## What needs to be done
Only the pictures are left out: repeat the rest of the entries exactly.

## Recorded data
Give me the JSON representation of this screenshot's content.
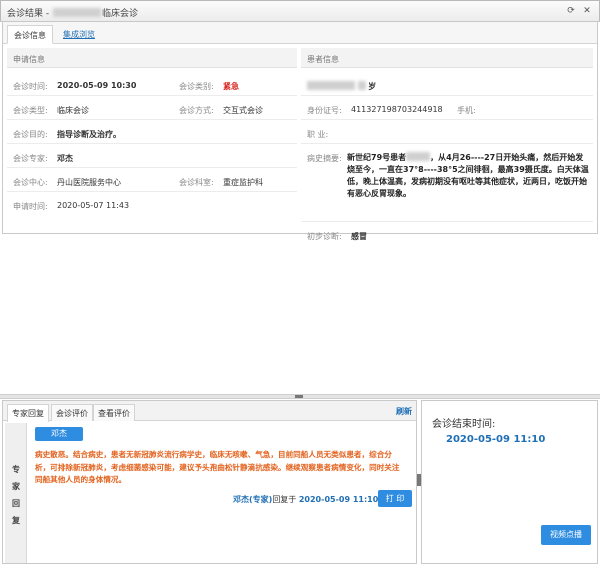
{
  "window": {
    "title_prefix": "会诊结果 - ",
    "title_suffix": "临床会诊"
  },
  "tabs_top": [
    {
      "label": "会诊信息"
    },
    {
      "label": "集成浏览"
    }
  ],
  "request": {
    "section": "申请信息",
    "time_label": "会诊时间:",
    "time_value": "2020-05-09 10:30",
    "category_label": "会诊类别:",
    "category_value": "紧急",
    "type_label": "会诊类型:",
    "type_value": "临床会诊",
    "method_label": "会诊方式:",
    "method_value": "交互式会诊",
    "purpose_label": "会诊目的:",
    "purpose_value": "指导诊断及治疗。",
    "expert_label": "会诊专家:",
    "expert_value": "邓杰",
    "center_label": "会诊中心:",
    "center_value": "丹山医院服务中心",
    "dept_label": "会诊科室:",
    "dept_value": "重症监护科",
    "apply_time_label": "申请时间:",
    "apply_time_value": "2020-05-07 11:43"
  },
  "patient": {
    "section": "患者信息",
    "age_suffix": "岁",
    "id_label": "身份证号:",
    "id_value": "411327198703244918",
    "phone_label": "手机:",
    "job_label": "职  业:",
    "history_label": "病史摘要:",
    "history_value_1": "新世纪79号患者",
    "history_value_2": "，从4月26----27日开始头痛，然后开始发烧至今，一直在37°8----38°5之间徘徊，最高39摄氏度。白天体温低，晚上体温高，发病初期没有呕吐等其他症状，近两日，吃饭开始有恶心反胃现象。",
    "diagnosis_label": "初步诊断:",
    "diagnosis_value": "感冒"
  },
  "tabs_bottom": [
    {
      "label": "专家回复"
    },
    {
      "label": "会诊评价"
    },
    {
      "label": "查看评价"
    }
  ],
  "refresh_label": "刷新",
  "reply": {
    "side_label": [
      "专",
      "家",
      "回",
      "复"
    ],
    "expert_button": "邓杰",
    "text": "病史散恶。结合病史，患者无新冠肺炎流行病学史，临床无咳嗽、气急，目前同船人员无类似患者，综合分析，可排除新冠肺炎，考虑细菌感染可能，建议予头孢曲松针静滴抗感染。继续观察患者病情变化，同时关注同船其他人员的身体情况。",
    "meta_name": "邓杰(专家)",
    "meta_mid": "回复于",
    "meta_time": "2020-05-09 11:10",
    "print_label": "打 印"
  },
  "end": {
    "label": "会诊结束时间:",
    "value": "2020-05-09 11:10",
    "video_button": "视频点播"
  },
  "colors": {
    "accent": "#2e8de0",
    "link": "#1f6fb5",
    "urgent": "#d9231d",
    "reply_text": "#e2631f"
  }
}
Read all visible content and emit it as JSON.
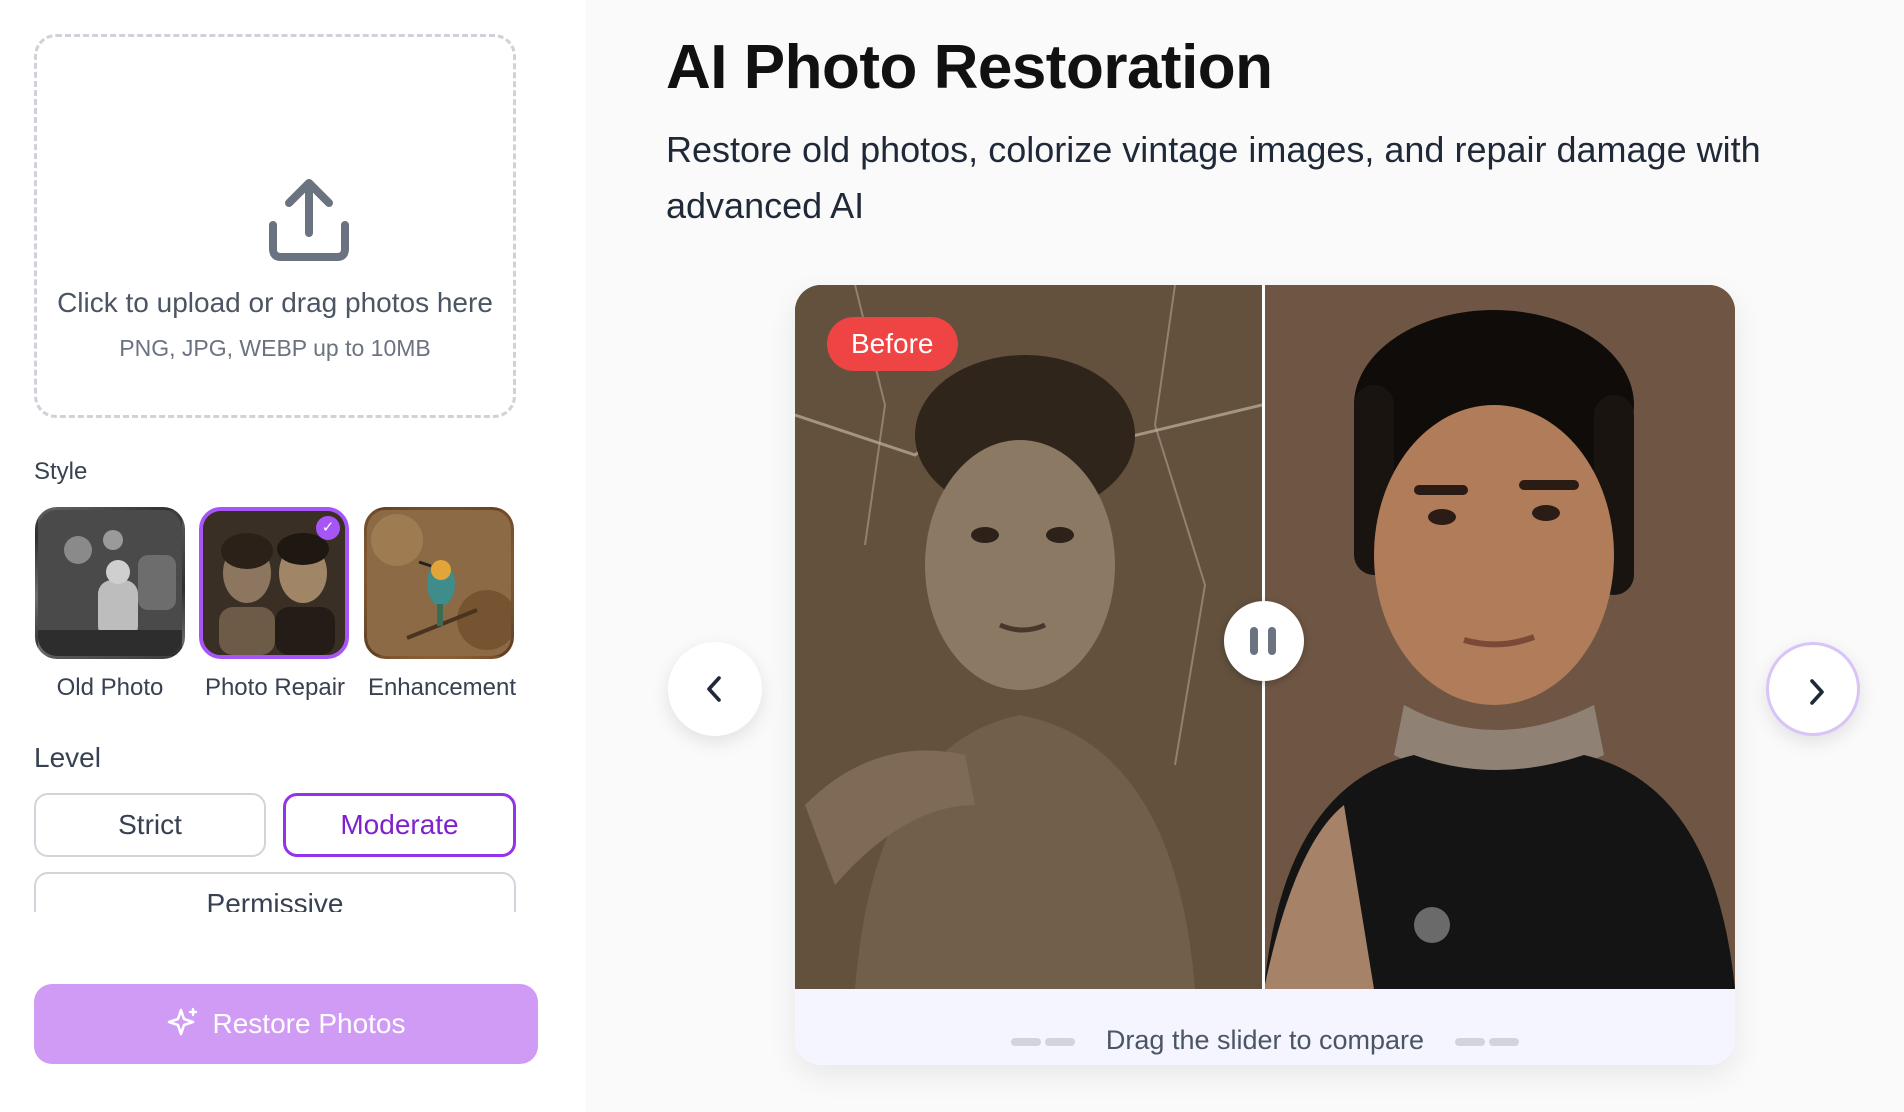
{
  "upload": {
    "title": "Click to upload or drag photos here",
    "subtitle": "PNG, JPG, WEBP up to 10MB",
    "icon": "upload-icon"
  },
  "style": {
    "label": "Style",
    "options": [
      {
        "label": "Old Photo",
        "selected": false
      },
      {
        "label": "Photo Repair",
        "selected": true
      },
      {
        "label": "Enhancement",
        "selected": false
      }
    ]
  },
  "level": {
    "label": "Level",
    "options": [
      {
        "label": "Strict",
        "selected": false
      },
      {
        "label": "Moderate",
        "selected": true
      },
      {
        "label": "Permissive",
        "selected": false
      }
    ]
  },
  "restore_button": {
    "label": "Restore Photos",
    "icon": "sparkle-icon"
  },
  "header": {
    "title": "AI Photo Restoration",
    "subtitle": "Restore old photos, colorize vintage images, and repair damage with advanced AI"
  },
  "compare": {
    "before_badge": "Before",
    "hint": "Drag the slider to compare"
  },
  "colors": {
    "accent": "#a855f7",
    "accent_dark": "#7e22ce",
    "restore_button_bg": "#cf9bf5",
    "before_badge_bg": "#ef4444",
    "panel_bg": "#fafafb"
  }
}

## Output for this exercise
Give me the JSON representation of this screenshot's content.
{
  "window": {
    "title_prefix": "会诊结果 - ",
    "title_suffix": "临床会诊"
  },
  "tabs_top": [
    {
      "label": "会诊信息"
    },
    {
      "label": "集成浏览"
    }
  ],
  "request": {
    "section": "申请信息",
    "time_label": "会诊时间:",
    "time_value": "2020-05-09 10:30",
    "category_label": "会诊类别:",
    "category_value": "紧急",
    "type_label": "会诊类型:",
    "type_value": "临床会诊",
    "method_label": "会诊方式:",
    "method_value": "交互式会诊",
    "purpose_label": "会诊目的:",
    "purpose_value": "指导诊断及治疗。",
    "expert_label": "会诊专家:",
    "expert_value": "邓杰",
    "center_label": "会诊中心:",
    "center_value": "丹山医院服务中心",
    "dept_label": "会诊科室:",
    "dept_value": "重症监护科",
    "apply_time_label": "申请时间:",
    "apply_time_value": "2020-05-07 11:43"
  },
  "patient": {
    "section": "患者信息",
    "age_suffix": "岁",
    "id_label": "身份证号:",
    "id_value": "411327198703244918",
    "phone_label": "手机:",
    "job_label": "职  业:",
    "history_label": "病史摘要:",
    "history_value_1": "新世纪79号患者",
    "history_value_2": "，从4月26----27日开始头痛，然后开始发烧至今，一直在37°8----38°5之间徘徊，最高39摄氏度。白天体温低，晚上体温高，发病初期没有呕吐等其他症状，近两日，吃饭开始有恶心反胃现象。",
    "diagnosis_label": "初步诊断:",
    "diagnosis_value": "感冒"
  },
  "tabs_bottom": [
    {
      "label": "专家回复"
    },
    {
      "label": "会诊评价"
    },
    {
      "label": "查看评价"
    }
  ],
  "refresh_label": "刷新",
  "reply": {
    "side_label": [
      "专",
      "家",
      "回",
      "复"
    ],
    "expert_button": "邓杰",
    "text": "病史散恶。结合病史，患者无新冠肺炎流行病学史，临床无咳嗽、气急，目前同船人员无类似患者，综合分析，可排除新冠肺炎，考虑细菌感染可能，建议予头孢曲松针静滴抗感染。继续观察患者病情变化，同时关注同船其他人员的身体情况。",
    "meta_name": "邓杰(专家)",
    "meta_mid": "回复于",
    "meta_time": "2020-05-09 11:10",
    "print_label": "打 印"
  },
  "end": {
    "label": "会诊结束时间:",
    "value": "2020-05-09 11:10",
    "video_button": "视频点播"
  },
  "colors": {
    "accent": "#2e8de0",
    "link": "#1f6fb5",
    "urgent": "#d9231d",
    "reply_text": "#e2631f"
  }
}
Read all visible content and emit it as JSON.
{
  "upload": {
    "title": "Click to upload or drag photos here",
    "subtitle": "PNG, JPG, WEBP up to 10MB",
    "icon": "upload-icon"
  },
  "style": {
    "label": "Style",
    "options": [
      {
        "label": "Old Photo",
        "selected": false
      },
      {
        "label": "Photo Repair",
        "selected": true
      },
      {
        "label": "Enhancement",
        "selected": false
      }
    ]
  },
  "level": {
    "label": "Level",
    "options": [
      {
        "label": "Strict",
        "selected": false
      },
      {
        "label": "Moderate",
        "selected": true
      },
      {
        "label": "Permissive",
        "selected": false
      }
    ]
  },
  "restore_button": {
    "label": "Restore Photos",
    "icon": "sparkle-icon"
  },
  "header": {
    "title": "AI Photo Restoration",
    "subtitle": "Restore old photos, colorize vintage images, and repair damage with advanced AI"
  },
  "compare": {
    "before_badge": "Before",
    "hint": "Drag the slider to compare"
  },
  "colors": {
    "accent": "#a855f7",
    "accent_dark": "#7e22ce",
    "restore_button_bg": "#cf9bf5",
    "before_badge_bg": "#ef4444",
    "panel_bg": "#fafafb"
  }
}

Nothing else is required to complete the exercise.